[Source records]:
#####

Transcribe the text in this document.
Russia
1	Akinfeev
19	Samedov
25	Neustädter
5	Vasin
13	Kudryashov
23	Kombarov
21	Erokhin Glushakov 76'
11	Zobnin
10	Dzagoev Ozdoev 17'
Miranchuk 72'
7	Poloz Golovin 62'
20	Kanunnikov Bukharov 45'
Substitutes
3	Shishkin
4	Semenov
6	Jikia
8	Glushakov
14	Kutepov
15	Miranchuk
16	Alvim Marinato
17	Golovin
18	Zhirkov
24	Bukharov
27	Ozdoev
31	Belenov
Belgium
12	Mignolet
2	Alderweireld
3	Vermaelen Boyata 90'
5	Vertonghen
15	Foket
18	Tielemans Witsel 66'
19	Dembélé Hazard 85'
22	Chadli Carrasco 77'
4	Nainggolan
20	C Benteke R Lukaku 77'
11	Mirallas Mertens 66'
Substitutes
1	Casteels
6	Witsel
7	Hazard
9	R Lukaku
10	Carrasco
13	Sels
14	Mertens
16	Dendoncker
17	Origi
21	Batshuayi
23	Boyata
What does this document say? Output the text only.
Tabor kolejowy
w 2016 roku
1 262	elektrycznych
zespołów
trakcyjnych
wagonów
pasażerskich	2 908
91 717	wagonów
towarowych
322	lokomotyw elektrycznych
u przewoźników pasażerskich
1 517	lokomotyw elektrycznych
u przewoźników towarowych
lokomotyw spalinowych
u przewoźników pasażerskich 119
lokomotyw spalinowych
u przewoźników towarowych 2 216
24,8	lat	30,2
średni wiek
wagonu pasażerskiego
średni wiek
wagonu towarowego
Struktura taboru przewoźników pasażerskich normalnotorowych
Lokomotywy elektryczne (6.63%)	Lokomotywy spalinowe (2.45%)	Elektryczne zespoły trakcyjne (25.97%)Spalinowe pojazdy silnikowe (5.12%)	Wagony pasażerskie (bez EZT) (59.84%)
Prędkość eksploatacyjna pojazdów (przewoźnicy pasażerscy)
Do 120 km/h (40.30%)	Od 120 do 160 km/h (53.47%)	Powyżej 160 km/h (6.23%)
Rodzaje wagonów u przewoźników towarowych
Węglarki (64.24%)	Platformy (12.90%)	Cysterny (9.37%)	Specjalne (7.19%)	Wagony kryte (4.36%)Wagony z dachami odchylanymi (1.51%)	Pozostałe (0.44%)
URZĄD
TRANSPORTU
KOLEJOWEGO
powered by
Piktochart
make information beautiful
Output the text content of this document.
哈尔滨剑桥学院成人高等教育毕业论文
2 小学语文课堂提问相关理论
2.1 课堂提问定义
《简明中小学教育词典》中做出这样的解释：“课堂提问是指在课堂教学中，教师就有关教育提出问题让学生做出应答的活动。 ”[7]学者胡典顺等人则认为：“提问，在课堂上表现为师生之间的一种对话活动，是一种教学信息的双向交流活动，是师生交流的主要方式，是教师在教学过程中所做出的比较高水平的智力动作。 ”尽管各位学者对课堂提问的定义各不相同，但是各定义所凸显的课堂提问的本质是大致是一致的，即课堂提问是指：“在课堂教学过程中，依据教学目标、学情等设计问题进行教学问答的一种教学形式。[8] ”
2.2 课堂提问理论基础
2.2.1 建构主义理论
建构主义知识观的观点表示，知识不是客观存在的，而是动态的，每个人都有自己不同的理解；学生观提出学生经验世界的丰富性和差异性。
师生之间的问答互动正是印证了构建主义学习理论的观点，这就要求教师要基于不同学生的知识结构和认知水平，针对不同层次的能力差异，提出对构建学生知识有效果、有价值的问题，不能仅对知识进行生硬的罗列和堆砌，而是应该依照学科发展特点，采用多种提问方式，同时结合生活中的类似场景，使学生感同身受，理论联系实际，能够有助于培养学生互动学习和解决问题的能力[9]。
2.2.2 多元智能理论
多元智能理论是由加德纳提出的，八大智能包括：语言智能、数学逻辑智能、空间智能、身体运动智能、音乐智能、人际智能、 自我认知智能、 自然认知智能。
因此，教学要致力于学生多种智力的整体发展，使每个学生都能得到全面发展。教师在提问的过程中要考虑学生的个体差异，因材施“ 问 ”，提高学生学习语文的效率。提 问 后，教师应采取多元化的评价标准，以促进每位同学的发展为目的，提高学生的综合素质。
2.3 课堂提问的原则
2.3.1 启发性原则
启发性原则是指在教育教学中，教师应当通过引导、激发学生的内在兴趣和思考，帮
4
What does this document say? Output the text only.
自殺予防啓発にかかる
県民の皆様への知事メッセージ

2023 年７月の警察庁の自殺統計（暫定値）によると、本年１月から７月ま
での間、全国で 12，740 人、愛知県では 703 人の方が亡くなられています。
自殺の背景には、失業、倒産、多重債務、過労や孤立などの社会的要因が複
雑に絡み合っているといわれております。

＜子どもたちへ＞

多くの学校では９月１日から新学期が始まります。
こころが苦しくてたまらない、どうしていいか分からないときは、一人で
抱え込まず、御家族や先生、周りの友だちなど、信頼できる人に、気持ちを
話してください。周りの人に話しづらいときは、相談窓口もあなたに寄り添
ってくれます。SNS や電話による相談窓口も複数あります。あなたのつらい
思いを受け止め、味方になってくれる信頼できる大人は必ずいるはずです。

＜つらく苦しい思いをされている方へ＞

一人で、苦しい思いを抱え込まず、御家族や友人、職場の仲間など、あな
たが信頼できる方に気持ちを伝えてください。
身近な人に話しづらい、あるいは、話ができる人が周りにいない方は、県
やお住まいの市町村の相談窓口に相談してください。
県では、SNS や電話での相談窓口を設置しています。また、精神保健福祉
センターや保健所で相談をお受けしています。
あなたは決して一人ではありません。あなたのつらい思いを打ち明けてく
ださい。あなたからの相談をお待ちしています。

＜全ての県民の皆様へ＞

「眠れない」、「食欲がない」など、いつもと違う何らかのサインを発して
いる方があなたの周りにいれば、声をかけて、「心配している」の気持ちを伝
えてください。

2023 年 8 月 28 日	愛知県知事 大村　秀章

#####

[Exercise goal]: Write every line of the material above again, exactly.

[Solution to this exercise]:
Transcribe the text in this document.
Russia
1	Akinfeev
19	Samedov
25	Neustädter
5	Vasin
13	Kudryashov
23	Kombarov
21	Erokhin Glushakov 76'
11	Zobnin
10	Dzagoev Ozdoev 17'
Miranchuk 72'
7	Poloz Golovin 62'
20	Kanunnikov Bukharov 45'
Substitutes
3	Shishkin
4	Semenov
6	Jikia
8	Glushakov
14	Kutepov
15	Miranchuk
16	Alvim Marinato
17	Golovin
18	Zhirkov
24	Bukharov
27	Ozdoev
31	Belenov
Belgium
12	Mignolet
2	Alderweireld
3	Vermaelen Boyata 90'
5	Vertonghen
15	Foket
18	Tielemans Witsel 66'
19	Dembélé Hazard 85'
22	Chadli Carrasco 77'
4	Nainggolan
20	C Benteke R Lukaku 77'
11	Mirallas Mertens 66'
Substitutes
1	Casteels
6	Witsel
7	Hazard
9	R Lukaku
10	Carrasco
13	Sels
14	Mertens
16	Dendoncker
17	Origi
21	Batshuayi
23	Boyata
What does this document say? Output the text only.
Tabor kolejowy
w 2016 roku
1 262	elektrycznych
zespołów
trakcyjnych
wagonów
pasażerskich	2 908
91 717	wagonów
towarowych
322	lokomotyw elektrycznych
u przewoźników pasażerskich
1 517	lokomotyw elektrycznych
u przewoźników towarowych
lokomotyw spalinowych
u przewoźników pasażerskich 119
lokomotyw spalinowych
u przewoźników towarowych 2 216
24,8	lat	30,2
średni wiek
wagonu pasażerskiego
średni wiek
wagonu towarowego
Struktura taboru przewoźników pasażerskich normalnotorowych
Lokomotywy elektryczne (6.63%)	Lokomotywy spalinowe (2.45%)	Elektryczne zespoły trakcyjne (25.97%)Spalinowe pojazdy silnikowe (5.12%)	Wagony pasażerskie (bez EZT) (59.84%)
Prędkość eksploatacyjna pojazdów (przewoźnicy pasażerscy)
Do 120 km/h (40.30%)	Od 120 do 160 km/h (53.47%)	Powyżej 160 km/h (6.23%)
Rodzaje wagonów u przewoźników towarowych
Węglarki (64.24%)	Platformy (12.90%)	Cysterny (9.37%)	Specjalne (7.19%)	Wagony kryte (4.36%)Wagony z dachami odchylanymi (1.51%)	Pozostałe (0.44%)
URZĄD
TRANSPORTU
KOLEJOWEGO
powered by
Piktochart
make information beautiful
Output the text content of this document.
哈尔滨剑桥学院成人高等教育毕业论文
2 小学语文课堂提问相关理论
2.1 课堂提问定义
《简明中小学教育词典》中做出这样的解释：“课堂提问是指在课堂教学中，教师就有关教育提出问题让学生做出应答的活动。 ”[7]学者胡典顺等人则认为：“提问，在课堂上表现为师生之间的一种对话活动，是一种教学信息的双向交流活动，是师生交流的主要方式，是教师在教学过程中所做出的比较高水平的智力动作。 ”尽管各位学者对课堂提问的定义各不相同，但是各定义所凸显的课堂提问的本质是大致是一致的，即课堂提问是指：“在课堂教学过程中，依据教学目标、学情等设计问题进行教学问答的一种教学形式。[8] ”
2.2 课堂提问理论基础
2.2.1 建构主义理论
建构主义知识观的观点表示，知识不是客观存在的，而是动态的，每个人都有自己不同的理解；学生观提出学生经验世界的丰富性和差异性。
师生之间的问答互动正是印证了构建主义学习理论的观点，这就要求教师要基于不同学生的知识结构和认知水平，针对不同层次的能力差异，提出对构建学生知识有效果、有价值的问题，不能仅对知识进行生硬的罗列和堆砌，而是应该依照学科发展特点，采用多种提问方式，同时结合生活中的类似场景，使学生感同身受，理论联系实际，能够有助于培养学生互动学习和解决问题的能力[9]。
2.2.2 多元智能理论
多元智能理论是由加德纳提出的，八大智能包括：语言智能、数学逻辑智能、空间智能、身体运动智能、音乐智能、人际智能、 自我认知智能、 自然认知智能。
因此，教学要致力于学生多种智力的整体发展，使每个学生都能得到全面发展。教师在提问的过程中要考虑学生的个体差异，因材施“ 问 ”，提高学生学习语文的效率。提 问 后，教师应采取多元化的评价标准，以促进每位同学的发展为目的，提高学生的综合素质。
2.3 课堂提问的原则
2.3.1 启发性原则
启发性原则是指在教育教学中，教师应当通过引导、激发学生的内在兴趣和思考，帮
4
What does this document say? Output the text only.
自殺予防啓発にかかる
県民の皆様への知事メッセージ

2023 年７月の警察庁の自殺統計（暫定値）によると、本年１月から７月ま
での間、全国で 12，740 人、愛知県では 703 人の方が亡くなられています。
自殺の背景には、失業、倒産、多重債務、過労や孤立などの社会的要因が複
雑に絡み合っているといわれております。

＜子どもたちへ＞

多くの学校では９月１日から新学期が始まります。
こころが苦しくてたまらない、どうしていいか分からないときは、一人で
抱え込まず、御家族や先生、周りの友だちなど、信頼できる人に、気持ちを
話してください。周りの人に話しづらいときは、相談窓口もあなたに寄り添
ってくれます。SNS や電話による相談窓口も複数あります。あなたのつらい
思いを受け止め、味方になってくれる信頼できる大人は必ずいるはずです。

＜つらく苦しい思いをされている方へ＞

一人で、苦しい思いを抱え込まず、御家族や友人、職場の仲間など、あな
たが信頼できる方に気持ちを伝えてください。
身近な人に話しづらい、あるいは、話ができる人が周りにいない方は、県
やお住まいの市町村の相談窓口に相談してください。
県では、SNS や電話での相談窓口を設置しています。また、精神保健福祉
センターや保健所で相談をお受けしています。
あなたは決して一人ではありません。あなたのつらい思いを打ち明けてく
ださい。あなたからの相談をお待ちしています。

＜全ての県民の皆様へ＞

「眠れない」、「食欲がない」など、いつもと違う何らかのサインを発して
いる方があなたの周りにいれば、声をかけて、「心配している」の気持ちを伝
えてください。

2023 年 8 月 28 日	愛知県知事 大村　秀章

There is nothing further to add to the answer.